● EXCERPT TO READ
• • • • •
Reflexive palliative care consults for advance care planning on all patients prior to ventricular assist device implantation.
Palliative Care specialist attendance at multi-disciplinary advanced heart failure meetings.
Develop an Action Plan for improving care that includes:
Early identification of patients at high-risk for unmet palliative care needs
Standardized assessment tool
Shared decision making documentation tools
Data collection and Quality improvement processes
Staff education (see appendix 2 for AHF patient care tips).
Allen LA, Sevenson LW, et al. Decision making in advanced heart failure: a scientific statement from the American Heart Association. Circulation 201;125:1928-1952
Cubbon RM, Gale CP, et al. Changing characteristics and mode of death associated with chronic heart failure caused by left ventricular systolic dysfunction: a study across therapeutic eras. Circ Health Fail 2011;4:396-403.
Sullivan et al. Diagnosing and discussing imminent death in the hospital: a secondary analysis of physician interviews. J of Pall Med 2007: 10(4) 882-893.
Dionne-Odom JN, Kono A, et al. Translating and testing the ENABLE: CHF-PC concurrent palliative care model for older adults with heart failure and their family caregivers. J of Pall Med. 2014 Sep 1;17(9):995-1004.
Bakitas M., Lyons KD, et al. Effects of a palliative care intervention on clinical outcomes in patients with advanced cancer: the Project ENABLE II randomized controlled trial. JAMA; 2009 302(7), 741-749.
Sagin A, Kirkpatrick JN, et al. Emerging collaboration between Palliative Care Specialists and Mechanical Circulatory Support Teams: a qualitative study. Journal of Pain and Symptom Management. 2016 Jul 9.
Appendix 1: Top 10 Things to Know in Shared Decision Making for AHF Patients
Shared decision making involves clinicians and patients sharing relevant medical information to work towards medically reasonable decisions that are aligned with the patient’s values.
Shared decision making has become more challenging and yet more crucial in AHF as duration of disease and treatment options have increased
Difficult discussions now simplify difficult discussions later.
Shared decision making is not a “one and done” discussion, but rather an iterative process that evolves with time.
A transparent acknowledgement of prognostic uncertainty should be included in AHF discussions with patients and caregivers.
An annual heart review should include discussion of current and potential therapies for anticipated and unanticipated events such as cardiac arrest, respiratory failure, or renal failure.
Discussions about potential therapies should include outcomes beyond just survival, including symptom burden, functional limitations, quality of life, and obligations on caregivers.
Clinicians need to take responsibility for initiating end of life discussions.
Assessing emotional readiness of the patient and family is vital to effective communication.
Changes in reimbursement and organizational structures are essential to improving medical decision making in AHF.
Appendix 2: Other AHF Patient Care Tips
Avoid waiting until you are certain death is imminent to begin advance care planning discussions. Clinicians often do not become certain death is approaching until patients have only hours to days left to live. This is often too late to begin a shared decision-making process.
Utilize illness trajectory curves as patient education tool on the anticipated projection of AHF.
Normalize hospice and palliative care by raising these terms earlier in the disease trajectory.
Discuss the option of deactivation of implanted defibrillators at each annual heart failure review, hospitalization, or whenever the device is near the end-of-battery life.
Collaborate with area hospice agencies to ensure appropriate AHF therapies can be offered by if needed to palliate specific AHF symptoms – e.g. intravenous or subcutaneous diuretic administration, beta blockers, or ace inhibitors.
Collaborate with hospice agencies with regards to the appropriate deactivation of implanted defibrillators and withdrawal of ventricular assist devices or other more complex AHF therapies at home or hospice facilities.
• • • • •
● ENTRIES SUPPLIED
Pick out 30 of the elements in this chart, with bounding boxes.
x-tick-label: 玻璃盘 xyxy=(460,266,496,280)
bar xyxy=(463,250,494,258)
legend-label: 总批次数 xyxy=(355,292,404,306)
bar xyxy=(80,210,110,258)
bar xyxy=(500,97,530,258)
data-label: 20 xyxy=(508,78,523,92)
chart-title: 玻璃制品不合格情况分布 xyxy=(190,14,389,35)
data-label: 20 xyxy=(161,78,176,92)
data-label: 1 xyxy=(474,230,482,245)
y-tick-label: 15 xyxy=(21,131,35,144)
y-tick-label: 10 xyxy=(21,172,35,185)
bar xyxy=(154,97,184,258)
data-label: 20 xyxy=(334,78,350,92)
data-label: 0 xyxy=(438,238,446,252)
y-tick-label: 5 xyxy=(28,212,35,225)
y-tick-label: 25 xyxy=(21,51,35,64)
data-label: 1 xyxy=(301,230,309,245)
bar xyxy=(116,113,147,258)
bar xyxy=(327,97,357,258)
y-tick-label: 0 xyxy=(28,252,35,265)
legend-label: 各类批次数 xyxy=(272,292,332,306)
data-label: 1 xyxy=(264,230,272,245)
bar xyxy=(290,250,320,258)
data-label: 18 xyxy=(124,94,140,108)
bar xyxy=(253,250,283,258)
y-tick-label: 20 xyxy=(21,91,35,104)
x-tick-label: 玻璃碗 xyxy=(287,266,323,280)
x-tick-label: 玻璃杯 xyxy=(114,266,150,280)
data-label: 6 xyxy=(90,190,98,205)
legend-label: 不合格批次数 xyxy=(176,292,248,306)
• • • • •
● ASSIGNMENT 1
Decide whether each statement agrees with the advanced heart failure guidance. For each, answer yes or no and quote the deciding words. (a) Shared decision making is meant to be a single discussion. (b) The option of deactivating implanted defibrillators should be raised at each annual heart failure review. (c) The patient is expected to start end-of-life discussions.
● ASSIGNMENT 2
List every item that the advanced heart failure guidance includes in the Action Plan for improving care.
● ASSIGNMENT 3
According to the advanced heart failure guidance, at what point do clinicians often become certain that death is approaching?

● WORKED SOLUTION 1
(a) No: "Shared decision making is not a “one and done” discussion, but rather an iterative process that evolves with time."
(b) Yes: "Discuss the option of deactivation of implanted defibrillators at each annual heart failure review, hospitalization, or whenever the device is near the end-of-battery life."
(c) No: "Clinicians need to take responsibility for initiating end of life discussions."

● WORKED SOLUTION 2
- Early identification of patients at high-risk for unmet palliative care needs
- Standardized assessment tool
- Shared decision making documentation tools
- Data collection and Quality improvement processes
- Staff education

● WORKED SOLUTION 3
When patients have only hours to days left to live.